[DATA SHOWN]
------------

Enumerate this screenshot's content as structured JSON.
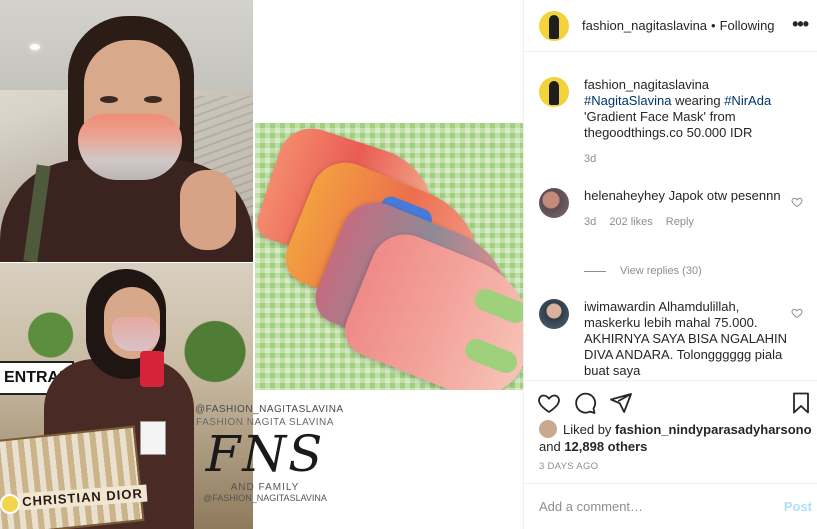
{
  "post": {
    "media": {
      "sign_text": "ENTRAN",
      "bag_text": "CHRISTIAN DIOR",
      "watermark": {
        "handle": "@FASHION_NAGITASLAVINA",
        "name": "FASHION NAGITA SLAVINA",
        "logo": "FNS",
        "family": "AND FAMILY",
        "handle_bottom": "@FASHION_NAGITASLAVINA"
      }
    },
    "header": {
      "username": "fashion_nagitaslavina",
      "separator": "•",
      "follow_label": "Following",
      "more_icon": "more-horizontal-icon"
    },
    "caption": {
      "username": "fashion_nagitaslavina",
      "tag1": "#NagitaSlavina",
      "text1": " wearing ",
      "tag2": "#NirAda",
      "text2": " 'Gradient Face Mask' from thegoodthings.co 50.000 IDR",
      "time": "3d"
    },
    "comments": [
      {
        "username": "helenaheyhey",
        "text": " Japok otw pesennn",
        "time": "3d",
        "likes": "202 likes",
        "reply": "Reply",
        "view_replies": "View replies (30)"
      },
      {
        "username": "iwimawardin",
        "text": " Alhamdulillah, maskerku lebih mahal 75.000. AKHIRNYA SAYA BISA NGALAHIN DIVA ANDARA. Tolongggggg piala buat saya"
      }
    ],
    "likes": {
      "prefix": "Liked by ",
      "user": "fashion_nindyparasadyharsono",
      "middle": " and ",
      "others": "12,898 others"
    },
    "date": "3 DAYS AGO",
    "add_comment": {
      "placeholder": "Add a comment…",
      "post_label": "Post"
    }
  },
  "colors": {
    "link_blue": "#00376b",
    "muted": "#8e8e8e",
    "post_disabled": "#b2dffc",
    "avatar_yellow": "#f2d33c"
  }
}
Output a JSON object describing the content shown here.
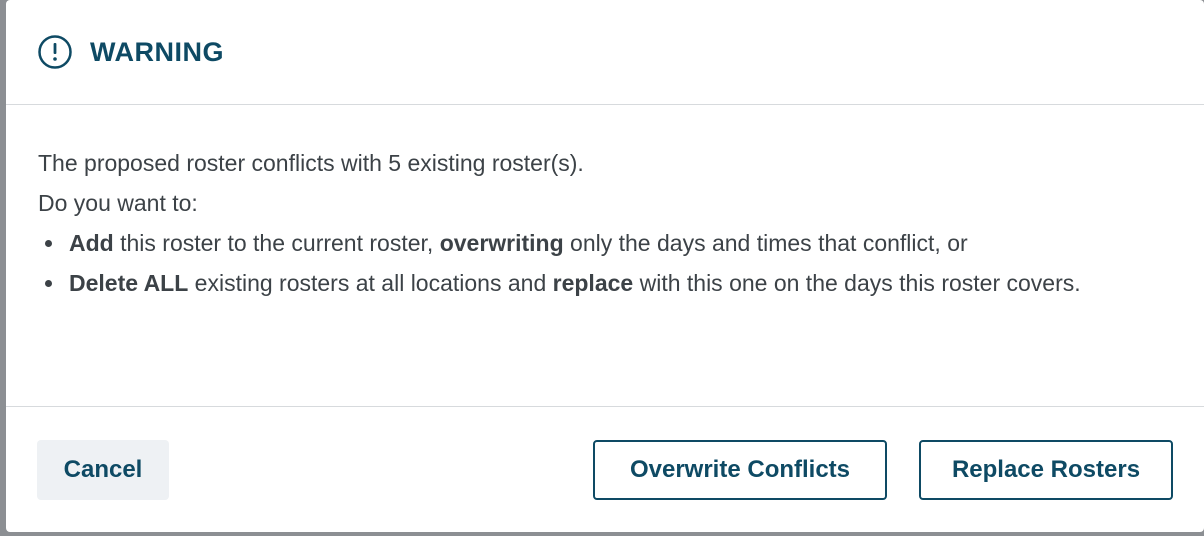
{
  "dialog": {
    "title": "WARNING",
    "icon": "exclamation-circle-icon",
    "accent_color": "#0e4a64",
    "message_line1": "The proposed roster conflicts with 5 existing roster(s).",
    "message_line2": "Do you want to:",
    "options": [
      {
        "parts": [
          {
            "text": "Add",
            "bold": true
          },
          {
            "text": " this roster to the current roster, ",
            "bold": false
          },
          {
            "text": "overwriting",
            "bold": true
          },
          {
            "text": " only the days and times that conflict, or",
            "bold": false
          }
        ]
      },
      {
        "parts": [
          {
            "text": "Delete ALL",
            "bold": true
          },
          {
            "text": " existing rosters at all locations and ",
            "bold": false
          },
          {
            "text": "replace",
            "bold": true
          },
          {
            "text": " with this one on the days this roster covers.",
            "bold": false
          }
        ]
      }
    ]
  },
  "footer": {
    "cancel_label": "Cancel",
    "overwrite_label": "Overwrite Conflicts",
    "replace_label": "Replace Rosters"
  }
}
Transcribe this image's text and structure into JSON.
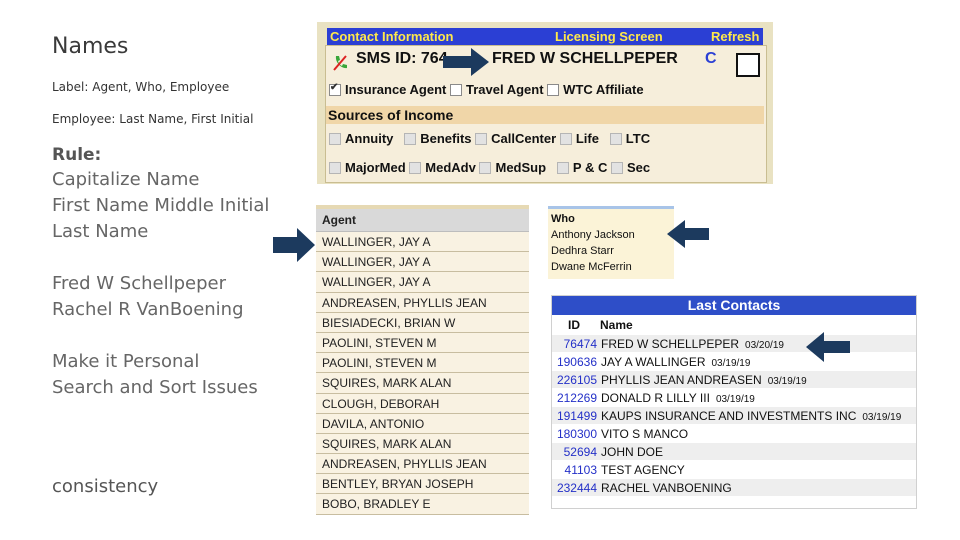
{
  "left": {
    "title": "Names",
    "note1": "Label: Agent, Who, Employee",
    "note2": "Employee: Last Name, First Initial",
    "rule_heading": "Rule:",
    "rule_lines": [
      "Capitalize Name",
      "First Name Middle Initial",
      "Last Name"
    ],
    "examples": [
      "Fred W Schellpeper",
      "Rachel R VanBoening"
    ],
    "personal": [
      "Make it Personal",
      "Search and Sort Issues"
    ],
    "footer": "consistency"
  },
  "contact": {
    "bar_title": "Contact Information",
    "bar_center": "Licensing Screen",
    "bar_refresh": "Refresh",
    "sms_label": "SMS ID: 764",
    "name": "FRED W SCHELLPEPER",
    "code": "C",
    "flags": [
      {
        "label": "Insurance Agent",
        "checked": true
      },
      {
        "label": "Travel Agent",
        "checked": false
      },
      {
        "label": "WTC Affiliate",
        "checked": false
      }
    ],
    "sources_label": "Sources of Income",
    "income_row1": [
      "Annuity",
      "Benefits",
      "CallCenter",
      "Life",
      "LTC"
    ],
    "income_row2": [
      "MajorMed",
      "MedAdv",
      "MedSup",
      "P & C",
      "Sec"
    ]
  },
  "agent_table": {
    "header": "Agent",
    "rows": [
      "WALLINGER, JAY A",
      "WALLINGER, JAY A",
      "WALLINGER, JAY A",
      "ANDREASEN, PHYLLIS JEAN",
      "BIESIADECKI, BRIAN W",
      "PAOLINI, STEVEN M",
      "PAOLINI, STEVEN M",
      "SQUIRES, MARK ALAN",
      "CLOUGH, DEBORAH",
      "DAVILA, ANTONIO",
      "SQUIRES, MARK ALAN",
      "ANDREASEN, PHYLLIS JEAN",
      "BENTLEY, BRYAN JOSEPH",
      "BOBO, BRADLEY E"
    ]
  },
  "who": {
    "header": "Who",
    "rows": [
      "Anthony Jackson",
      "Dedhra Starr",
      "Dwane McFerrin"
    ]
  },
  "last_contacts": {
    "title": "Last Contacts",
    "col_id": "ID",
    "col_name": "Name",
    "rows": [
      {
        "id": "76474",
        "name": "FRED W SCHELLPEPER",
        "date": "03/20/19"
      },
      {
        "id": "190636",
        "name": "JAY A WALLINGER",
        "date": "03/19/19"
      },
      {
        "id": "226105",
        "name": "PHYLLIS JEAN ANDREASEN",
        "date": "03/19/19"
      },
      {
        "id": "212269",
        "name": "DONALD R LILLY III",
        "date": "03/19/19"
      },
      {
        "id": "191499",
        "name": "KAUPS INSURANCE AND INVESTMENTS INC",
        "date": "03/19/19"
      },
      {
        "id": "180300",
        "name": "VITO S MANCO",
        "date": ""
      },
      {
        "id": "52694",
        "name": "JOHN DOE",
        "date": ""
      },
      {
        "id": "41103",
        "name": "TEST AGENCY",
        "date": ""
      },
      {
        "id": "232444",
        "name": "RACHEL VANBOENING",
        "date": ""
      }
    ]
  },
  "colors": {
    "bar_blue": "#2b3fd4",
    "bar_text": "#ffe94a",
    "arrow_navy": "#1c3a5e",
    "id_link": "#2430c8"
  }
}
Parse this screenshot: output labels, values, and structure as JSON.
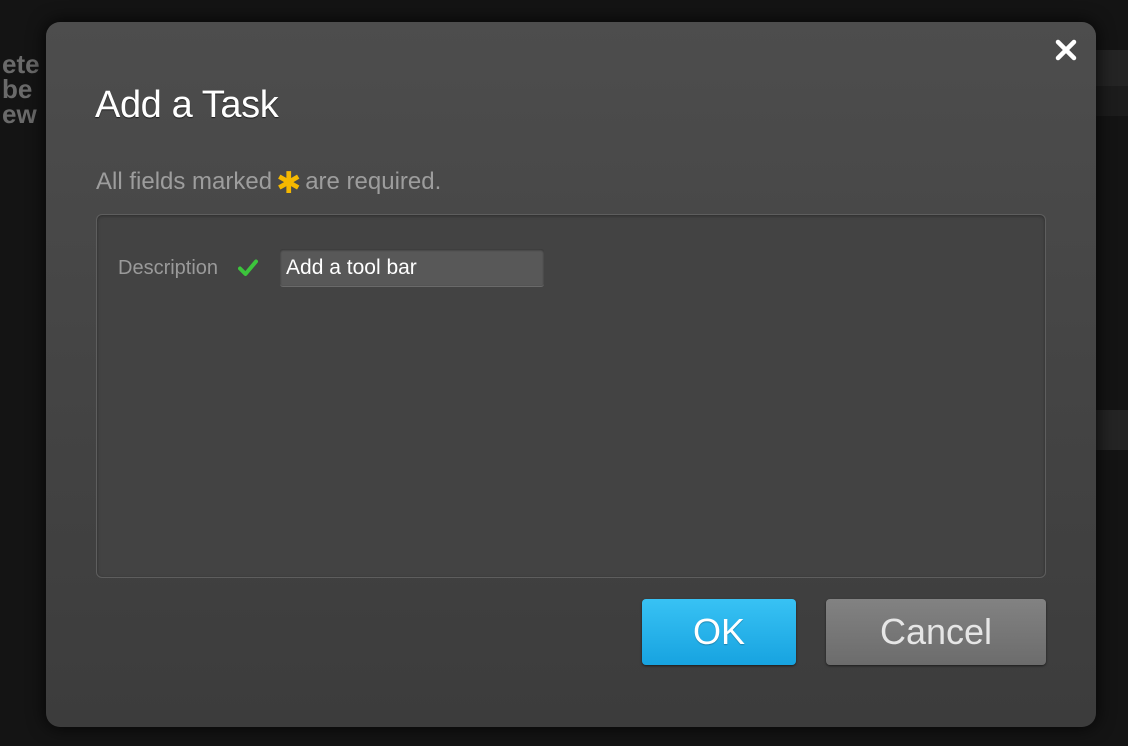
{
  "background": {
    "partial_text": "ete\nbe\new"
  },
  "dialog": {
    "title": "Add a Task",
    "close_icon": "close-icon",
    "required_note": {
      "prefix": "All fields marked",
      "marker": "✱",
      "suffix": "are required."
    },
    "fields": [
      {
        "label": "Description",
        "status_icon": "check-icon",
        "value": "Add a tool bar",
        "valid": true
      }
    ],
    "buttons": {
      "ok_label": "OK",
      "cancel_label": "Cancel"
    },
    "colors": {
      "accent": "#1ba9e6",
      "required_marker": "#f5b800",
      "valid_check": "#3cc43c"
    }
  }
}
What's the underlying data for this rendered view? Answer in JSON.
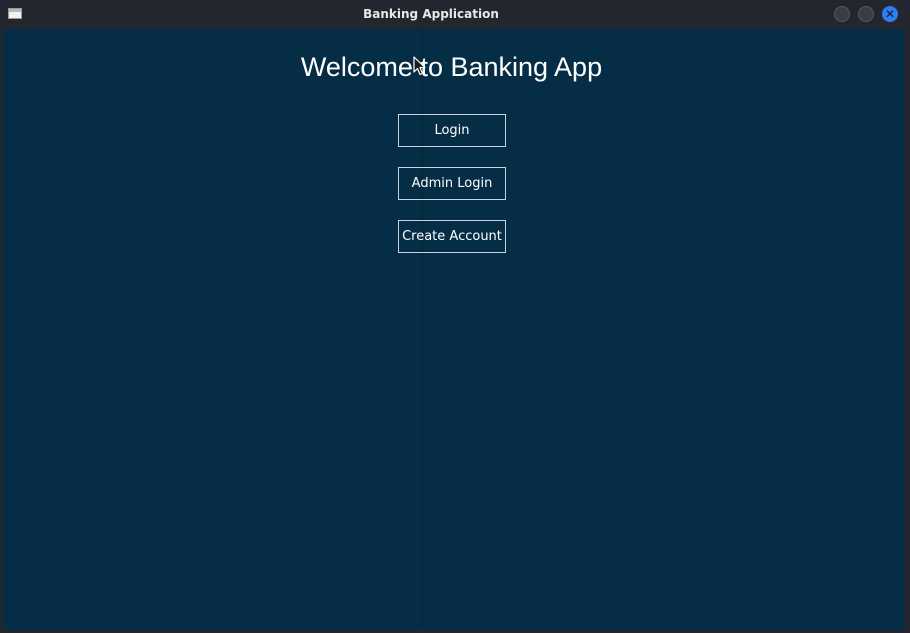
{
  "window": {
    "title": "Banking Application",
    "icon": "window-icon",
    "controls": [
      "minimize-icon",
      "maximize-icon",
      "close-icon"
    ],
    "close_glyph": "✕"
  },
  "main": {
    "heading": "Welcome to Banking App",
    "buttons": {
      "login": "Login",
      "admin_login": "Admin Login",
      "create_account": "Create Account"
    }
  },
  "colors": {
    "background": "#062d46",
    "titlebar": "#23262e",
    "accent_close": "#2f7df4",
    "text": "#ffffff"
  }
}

------------

[DIRECTIONS FOR THIS TASK]
Above are records; say how many of their lines contain the word "existing", giving only the number.

[REPLY]
2